*** SUPPLIED RECORDS
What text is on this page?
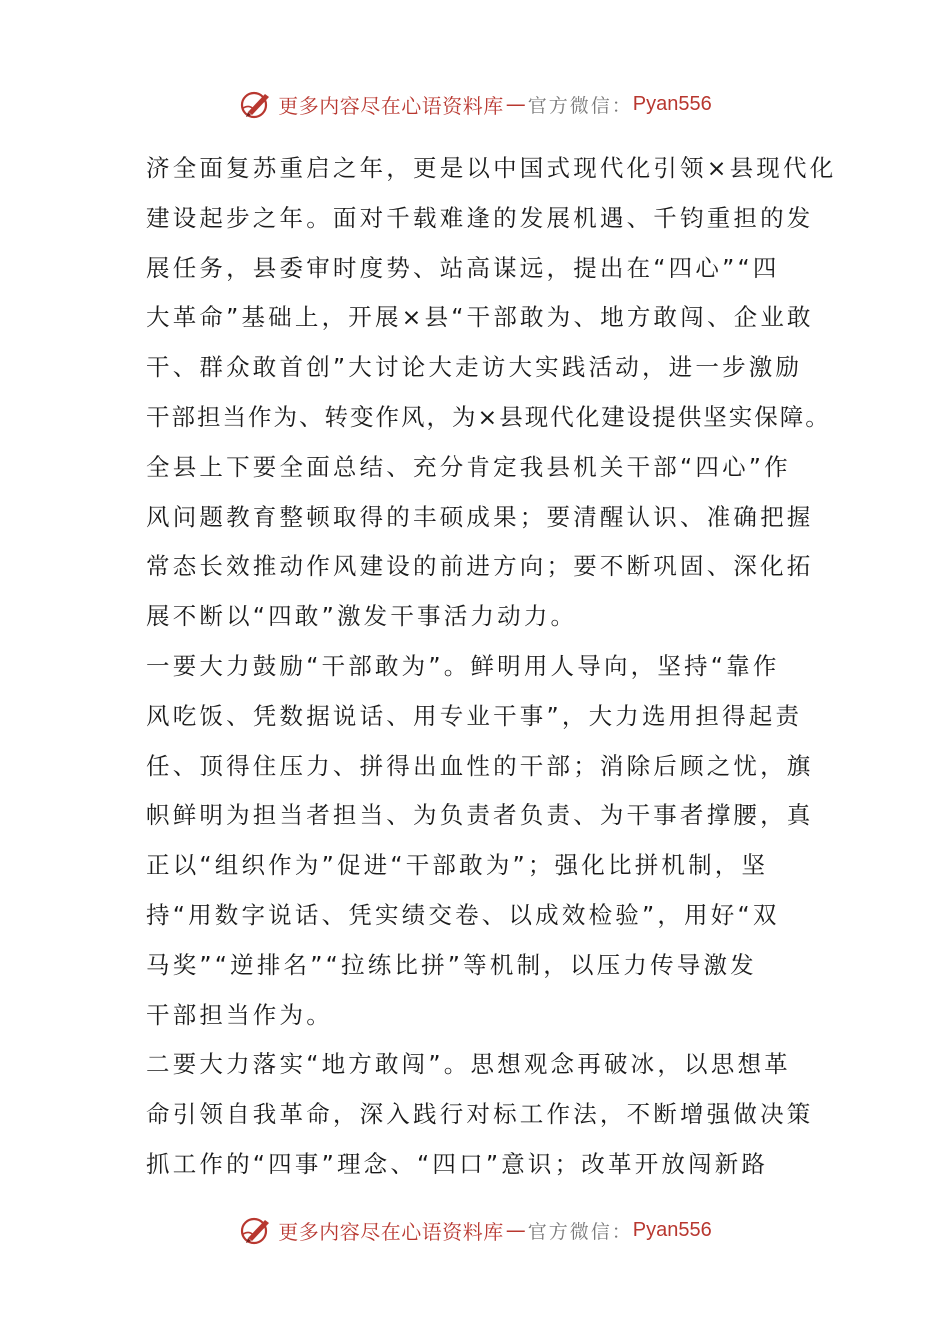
更多内容尽在心语资料库 — 官方微信： Pyan556
济全面复苏重启之年，更是以中国式现代化引领×县现代化
建设起步之年。面对千载难逢的发展机遇、千钧重担的发
展任务，县委审时度势、站高谋远，提出在“四心”“四
大革命”基础上，开展×县“干部敢为、地方敢闯、企业敢
干、群众敢首创”大讨论大走访大实践活动，进一步激励
干部担当作为、转变作风，为×县现代化建设提供坚实保障。
全县上下要全面总结、充分肯定我县机关干部“四心”作
风问题教育整顿取得的丰硕成果；要清醒认识、准确把握
常态长效推动作风建设的前进方向；要不断巩固、深化拓
展不断以“四敢”激发干事活力动力。
一要大力鼓励“干部敢为”。鲜明用人导向，坚持“靠作
风吃饭、凭数据说话、用专业干事”，大力选用担得起责
任、顶得住压力、拼得出血性的干部；消除后顾之忧，旗
帜鲜明为担当者担当、为负责者负责、为干事者撑腰，真
正以“组织作为”促进“干部敢为”；强化比拼机制，坚
持“用数字说话、凭实绩交卷、以成效检验”，用好“双
马奖”“逆排名”“拉练比拼”等机制，以压力传导激发
干部担当作为。
二要大力落实“地方敢闯”。思想观念再破冰，以思想革
命引领自我革命，深入践行对标工作法，不断增强做决策
抓工作的“四事”理念、“四口”意识；改革开放闯新路
更多内容尽在心语资料库 — 官方微信： Pyan556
******
Go through the data above and transcribe it in full, omitting any image.

What text is on this page?
更多内容尽在心语资料库 — 官方微信： Pyan556
济全面复苏重启之年，更是以中国式现代化引领×县现代化
建设起步之年。面对千载难逢的发展机遇、千钧重担的发
展任务，县委审时度势、站高谋远，提出在“四心”“四
大革命”基础上，开展×县“干部敢为、地方敢闯、企业敢
干、群众敢首创”大讨论大走访大实践活动，进一步激励
干部担当作为、转变作风，为×县现代化建设提供坚实保障。
全县上下要全面总结、充分肯定我县机关干部“四心”作
风问题教育整顿取得的丰硕成果；要清醒认识、准确把握
常态长效推动作风建设的前进方向；要不断巩固、深化拓
展不断以“四敢”激发干事活力动力。
一要大力鼓励“干部敢为”。鲜明用人导向，坚持“靠作
风吃饭、凭数据说话、用专业干事”，大力选用担得起责
任、顶得住压力、拼得出血性的干部；消除后顾之忧，旗
帜鲜明为担当者担当、为负责者负责、为干事者撑腰，真
正以“组织作为”促进“干部敢为”；强化比拼机制，坚
持“用数字说话、凭实绩交卷、以成效检验”，用好“双
马奖”“逆排名”“拉练比拼”等机制，以压力传导激发
干部担当作为。
二要大力落实“地方敢闯”。思想观念再破冰，以思想革
命引领自我革命，深入践行对标工作法，不断增强做决策
抓工作的“四事”理念、“四口”意识；改革开放闯新路
更多内容尽在心语资料库 — 官方微信： Pyan556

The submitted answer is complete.